#### PROBLEM DESCRIPTION:
In the entries that follow, how many lines hold the string "this"? Give only that number.

* * *

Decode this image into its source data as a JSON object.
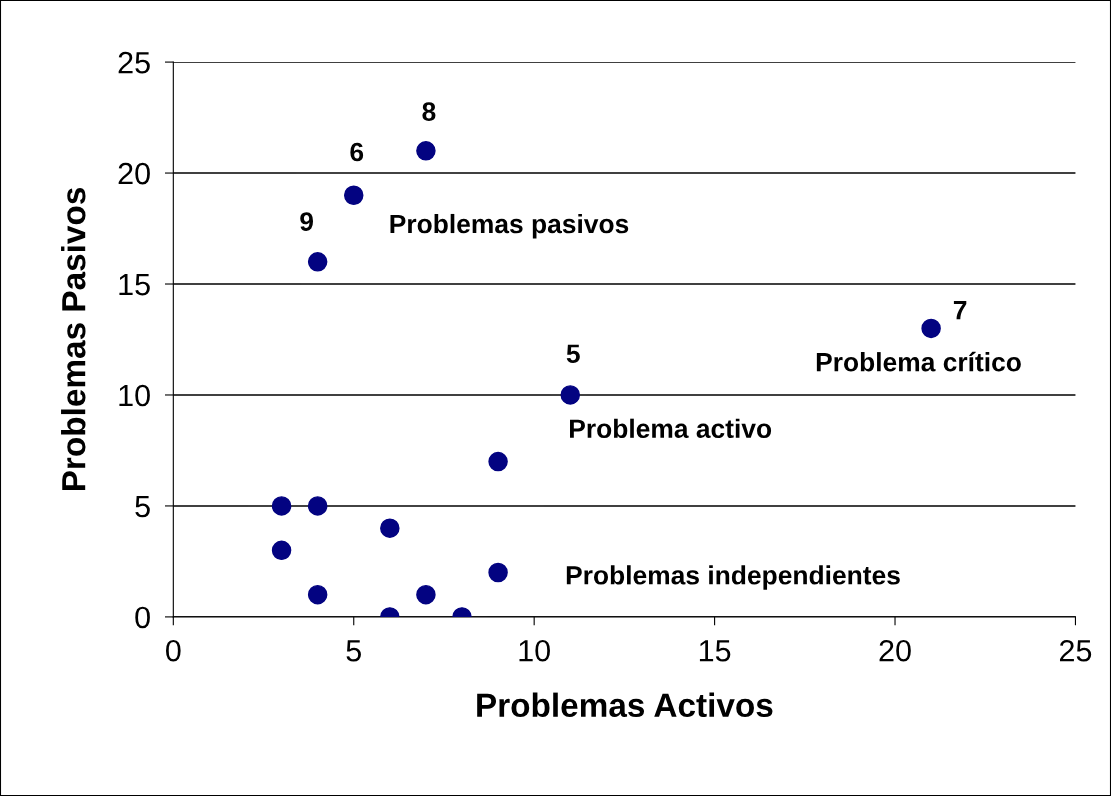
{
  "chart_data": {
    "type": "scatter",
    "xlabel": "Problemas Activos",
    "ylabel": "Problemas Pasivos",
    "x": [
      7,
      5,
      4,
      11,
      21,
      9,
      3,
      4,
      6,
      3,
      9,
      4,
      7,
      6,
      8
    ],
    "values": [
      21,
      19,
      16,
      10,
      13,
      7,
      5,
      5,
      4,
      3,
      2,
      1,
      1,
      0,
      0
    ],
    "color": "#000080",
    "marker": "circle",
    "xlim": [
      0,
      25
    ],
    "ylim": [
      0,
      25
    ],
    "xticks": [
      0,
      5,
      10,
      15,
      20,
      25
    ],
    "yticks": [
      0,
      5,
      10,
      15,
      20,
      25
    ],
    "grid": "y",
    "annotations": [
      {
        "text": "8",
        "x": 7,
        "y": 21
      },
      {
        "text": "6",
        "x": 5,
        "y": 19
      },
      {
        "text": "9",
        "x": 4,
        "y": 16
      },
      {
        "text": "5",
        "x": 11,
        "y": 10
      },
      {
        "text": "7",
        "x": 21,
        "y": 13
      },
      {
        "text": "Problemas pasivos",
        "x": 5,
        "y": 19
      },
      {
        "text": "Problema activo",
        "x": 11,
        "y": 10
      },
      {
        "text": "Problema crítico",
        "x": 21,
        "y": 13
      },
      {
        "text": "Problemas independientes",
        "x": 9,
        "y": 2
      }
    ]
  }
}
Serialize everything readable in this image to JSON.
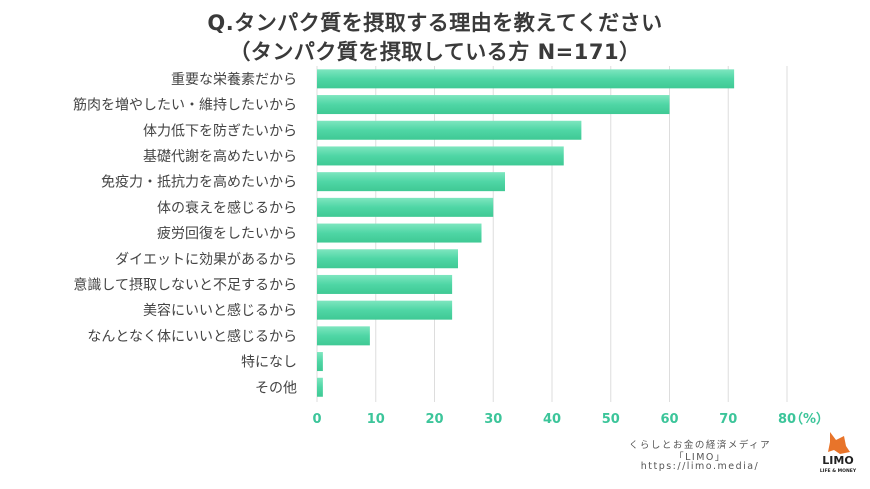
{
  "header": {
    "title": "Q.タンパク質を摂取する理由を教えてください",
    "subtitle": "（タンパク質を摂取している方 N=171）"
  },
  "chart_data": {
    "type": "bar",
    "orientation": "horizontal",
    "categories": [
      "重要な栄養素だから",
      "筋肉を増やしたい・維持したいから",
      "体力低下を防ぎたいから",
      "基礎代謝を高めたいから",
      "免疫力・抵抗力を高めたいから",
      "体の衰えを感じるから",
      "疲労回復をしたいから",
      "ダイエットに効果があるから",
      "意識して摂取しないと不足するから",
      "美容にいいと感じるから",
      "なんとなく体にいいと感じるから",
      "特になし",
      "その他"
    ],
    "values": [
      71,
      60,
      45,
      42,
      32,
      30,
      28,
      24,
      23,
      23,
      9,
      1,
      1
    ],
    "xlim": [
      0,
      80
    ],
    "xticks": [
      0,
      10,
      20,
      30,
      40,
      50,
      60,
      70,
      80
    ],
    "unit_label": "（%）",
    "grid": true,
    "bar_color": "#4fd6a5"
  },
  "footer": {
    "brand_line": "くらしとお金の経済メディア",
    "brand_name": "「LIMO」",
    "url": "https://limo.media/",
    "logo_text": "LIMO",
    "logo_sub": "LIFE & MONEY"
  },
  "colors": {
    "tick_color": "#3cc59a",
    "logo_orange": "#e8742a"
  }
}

* * *

#### REPLY TO THE EXERCISE:
2